[Direction]
Put the lines from the start of the material through the line containing "x-tick-label: 0.54 bbox=[378, 407, 402, 421]" into a Markdown table with the columns Row and Line. Leave out blank lines.

[Material]
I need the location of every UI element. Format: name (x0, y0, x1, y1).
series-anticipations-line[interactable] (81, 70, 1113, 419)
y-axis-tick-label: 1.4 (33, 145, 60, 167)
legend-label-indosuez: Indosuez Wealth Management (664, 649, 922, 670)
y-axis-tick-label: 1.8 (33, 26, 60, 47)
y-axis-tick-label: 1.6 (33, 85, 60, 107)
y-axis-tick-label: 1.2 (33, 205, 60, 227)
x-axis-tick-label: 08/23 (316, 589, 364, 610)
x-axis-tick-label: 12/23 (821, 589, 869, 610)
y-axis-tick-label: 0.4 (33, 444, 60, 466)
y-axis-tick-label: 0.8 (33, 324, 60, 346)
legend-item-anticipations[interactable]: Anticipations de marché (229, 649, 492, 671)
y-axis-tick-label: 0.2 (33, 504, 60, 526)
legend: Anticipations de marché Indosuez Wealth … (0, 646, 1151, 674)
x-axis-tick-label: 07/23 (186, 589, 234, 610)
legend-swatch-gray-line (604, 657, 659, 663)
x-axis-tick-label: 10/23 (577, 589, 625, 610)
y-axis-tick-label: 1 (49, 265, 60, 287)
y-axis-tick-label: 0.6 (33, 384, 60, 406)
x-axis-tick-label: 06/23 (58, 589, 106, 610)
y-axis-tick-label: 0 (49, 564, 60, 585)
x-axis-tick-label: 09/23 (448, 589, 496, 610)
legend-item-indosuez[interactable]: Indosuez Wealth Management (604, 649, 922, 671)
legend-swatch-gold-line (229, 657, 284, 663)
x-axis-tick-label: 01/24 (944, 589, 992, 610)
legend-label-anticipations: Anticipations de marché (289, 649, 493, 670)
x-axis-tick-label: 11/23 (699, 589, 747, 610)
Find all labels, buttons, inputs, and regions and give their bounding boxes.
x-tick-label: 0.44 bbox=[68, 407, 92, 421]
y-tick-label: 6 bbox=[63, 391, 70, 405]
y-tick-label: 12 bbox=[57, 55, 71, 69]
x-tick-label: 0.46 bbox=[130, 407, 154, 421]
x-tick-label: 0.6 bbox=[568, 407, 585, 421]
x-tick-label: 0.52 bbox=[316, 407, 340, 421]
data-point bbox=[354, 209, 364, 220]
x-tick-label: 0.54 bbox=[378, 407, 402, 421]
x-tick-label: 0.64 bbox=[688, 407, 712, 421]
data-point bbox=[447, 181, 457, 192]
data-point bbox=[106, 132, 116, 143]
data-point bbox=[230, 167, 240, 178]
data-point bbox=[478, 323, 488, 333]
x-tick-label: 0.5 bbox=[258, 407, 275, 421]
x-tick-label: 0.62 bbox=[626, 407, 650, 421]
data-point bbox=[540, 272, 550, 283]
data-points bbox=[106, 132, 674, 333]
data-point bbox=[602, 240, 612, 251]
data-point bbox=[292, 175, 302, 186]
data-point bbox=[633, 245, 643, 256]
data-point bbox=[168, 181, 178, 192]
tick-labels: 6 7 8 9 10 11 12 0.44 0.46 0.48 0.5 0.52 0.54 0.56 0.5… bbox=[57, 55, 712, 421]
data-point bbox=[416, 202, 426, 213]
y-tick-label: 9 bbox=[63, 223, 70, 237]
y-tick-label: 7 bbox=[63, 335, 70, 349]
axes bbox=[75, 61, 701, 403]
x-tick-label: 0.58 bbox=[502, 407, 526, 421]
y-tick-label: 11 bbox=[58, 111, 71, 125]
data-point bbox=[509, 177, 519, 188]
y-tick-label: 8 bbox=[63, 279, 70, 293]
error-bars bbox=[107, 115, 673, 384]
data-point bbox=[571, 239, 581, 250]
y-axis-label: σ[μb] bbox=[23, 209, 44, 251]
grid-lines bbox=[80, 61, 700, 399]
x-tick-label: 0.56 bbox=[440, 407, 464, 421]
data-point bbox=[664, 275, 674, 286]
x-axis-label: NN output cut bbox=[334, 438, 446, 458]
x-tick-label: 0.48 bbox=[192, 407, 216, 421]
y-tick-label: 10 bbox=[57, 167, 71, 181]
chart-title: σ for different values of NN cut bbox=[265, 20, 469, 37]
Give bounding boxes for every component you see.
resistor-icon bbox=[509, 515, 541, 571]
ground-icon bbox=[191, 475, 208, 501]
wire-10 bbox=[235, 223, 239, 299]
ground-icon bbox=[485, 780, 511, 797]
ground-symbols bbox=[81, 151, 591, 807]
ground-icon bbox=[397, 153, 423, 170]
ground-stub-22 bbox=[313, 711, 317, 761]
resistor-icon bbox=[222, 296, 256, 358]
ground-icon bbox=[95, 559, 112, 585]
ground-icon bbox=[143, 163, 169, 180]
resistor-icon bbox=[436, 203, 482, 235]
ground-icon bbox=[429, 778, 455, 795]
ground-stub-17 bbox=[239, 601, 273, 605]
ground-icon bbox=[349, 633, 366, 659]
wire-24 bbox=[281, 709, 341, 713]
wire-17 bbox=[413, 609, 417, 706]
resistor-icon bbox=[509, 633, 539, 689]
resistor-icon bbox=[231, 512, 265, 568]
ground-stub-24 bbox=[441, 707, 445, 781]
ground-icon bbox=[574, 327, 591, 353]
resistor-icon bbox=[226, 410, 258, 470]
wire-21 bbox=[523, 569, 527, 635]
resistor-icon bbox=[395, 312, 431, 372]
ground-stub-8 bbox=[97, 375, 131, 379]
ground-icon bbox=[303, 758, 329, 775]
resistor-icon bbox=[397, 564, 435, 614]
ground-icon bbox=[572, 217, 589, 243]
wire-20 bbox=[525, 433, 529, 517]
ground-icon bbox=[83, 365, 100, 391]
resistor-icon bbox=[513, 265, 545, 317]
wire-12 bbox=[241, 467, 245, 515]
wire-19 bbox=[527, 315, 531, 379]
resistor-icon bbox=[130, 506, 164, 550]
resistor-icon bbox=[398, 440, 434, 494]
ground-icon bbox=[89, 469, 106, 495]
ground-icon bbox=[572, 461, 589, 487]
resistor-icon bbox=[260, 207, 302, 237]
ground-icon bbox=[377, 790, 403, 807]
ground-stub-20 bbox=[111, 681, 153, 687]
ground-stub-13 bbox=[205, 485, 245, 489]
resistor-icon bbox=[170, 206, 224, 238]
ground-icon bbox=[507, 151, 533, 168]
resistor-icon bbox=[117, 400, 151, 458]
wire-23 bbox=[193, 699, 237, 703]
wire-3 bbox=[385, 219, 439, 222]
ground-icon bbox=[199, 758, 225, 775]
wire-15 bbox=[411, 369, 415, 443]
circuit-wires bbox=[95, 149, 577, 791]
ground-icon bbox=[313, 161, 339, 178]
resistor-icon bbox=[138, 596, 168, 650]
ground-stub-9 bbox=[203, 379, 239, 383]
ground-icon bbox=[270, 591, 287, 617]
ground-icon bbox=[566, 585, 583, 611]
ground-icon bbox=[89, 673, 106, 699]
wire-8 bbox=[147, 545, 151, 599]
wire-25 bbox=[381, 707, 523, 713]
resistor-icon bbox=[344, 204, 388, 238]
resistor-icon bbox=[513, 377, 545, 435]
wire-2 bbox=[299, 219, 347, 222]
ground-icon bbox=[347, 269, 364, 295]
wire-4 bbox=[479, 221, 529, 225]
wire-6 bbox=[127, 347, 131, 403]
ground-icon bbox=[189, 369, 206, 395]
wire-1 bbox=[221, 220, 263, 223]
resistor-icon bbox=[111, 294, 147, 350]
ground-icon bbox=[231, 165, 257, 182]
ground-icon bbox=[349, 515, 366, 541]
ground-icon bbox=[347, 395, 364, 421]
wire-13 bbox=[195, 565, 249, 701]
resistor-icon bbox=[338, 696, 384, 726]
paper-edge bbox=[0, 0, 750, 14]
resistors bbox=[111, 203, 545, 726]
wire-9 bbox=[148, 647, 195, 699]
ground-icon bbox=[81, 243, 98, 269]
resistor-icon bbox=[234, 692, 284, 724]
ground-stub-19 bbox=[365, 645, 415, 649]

[Result of the task]
| Row | Line |
|---|---|
| 1 | I need the location of every UI element. Format: name (x0, y0, x1, y1). |
| 2 | series-anticipations-line[interactable] (81, 70, 1113, 419) |
| 3 | y-axis-tick-label: 1.4 (33, 145, 60, 167) |
| 4 | legend-label-indosuez: Indosuez Wealth Management (664, 649, 922, 670) |
| 5 | y-axis-tick-label: 1.8 (33, 26, 60, 47) |
| 6 | y-axis-tick-label: 1.6 (33, 85, 60, 107) |
| 7 | y-axis-tick-label: 1.2 (33, 205, 60, 227) |
| 8 | x-axis-tick-label: 08/23 (316, 589, 364, 610) |
| 9 | x-axis-tick-label: 12/23 (821, 589, 869, 610) |
| 10 | y-axis-tick-label: 0.4 (33, 444, 60, 466) |
| 11 | y-axis-tick-label: 0.8 (33, 324, 60, 346) |
| 12 | legend-item-anticipations[interactable]: Anticipations de marché (229, 649, 492, 671) |
| 13 | y-axis-tick-label: 0.2 (33, 504, 60, 526) |
| 14 | legend: Anticipations de marché Indosuez Wealth … (0, 646, 1151, 674) |
| 15 | x-axis-tick-label: 07/23 (186, 589, 234, 610) |
| 16 | legend-swatch-gray-line (604, 657, 659, 663) |
| 17 | x-axis-tick-label: 10/23 (577, 589, 625, 610) |
| 18 | y-axis-tick-label: 1 (49, 265, 60, 287) |
| 19 | y-axis-tick-label: 0.6 (33, 384, 60, 406) |
| 20 | x-axis-tick-label: 06/23 (58, 589, 106, 610) |
| 21 | y-axis-tick-label: 0 (49, 564, 60, 585) |
| 22 | x-axis-tick-label: 09/23 (448, 589, 496, 610) |
| 23 | legend-item-indosuez[interactable]: Indosuez Wealth Management (604, 649, 922, 671) |
| 24 | legend-swatch-gold-line (229, 657, 284, 663) |
| 25 | x-axis-tick-label: 01/24 (944, 589, 992, 610) |
| 26 | legend-label-anticipations: Anticipations de marché (289, 649, 493, 670) |
| 27 | x-axis-tick-label: 11/23 (699, 589, 747, 610) |
| 28 | Find all labels, buttons, inputs, and regions and give their bounding boxes. |
| 29 | x-tick-label: 0.44 bbox=[68, 407, 92, 421] |
| 30 | y-tick-label: 6 bbox=[63, 391, 70, 405] |
| 31 | y-tick-label: 12 bbox=[57, 55, 71, 69] |
| 32 | x-tick-label: 0.46 bbox=[130, 407, 154, 421] |
| 33 | x-tick-label: 0.6 bbox=[568, 407, 585, 421] |
| 34 | x-tick-label: 0.52 bbox=[316, 407, 340, 421] |
| 35 | data-point bbox=[354, 209, 364, 220] |
| 36 | x-tick-label: 0.54 bbox=[378, 407, 402, 421] |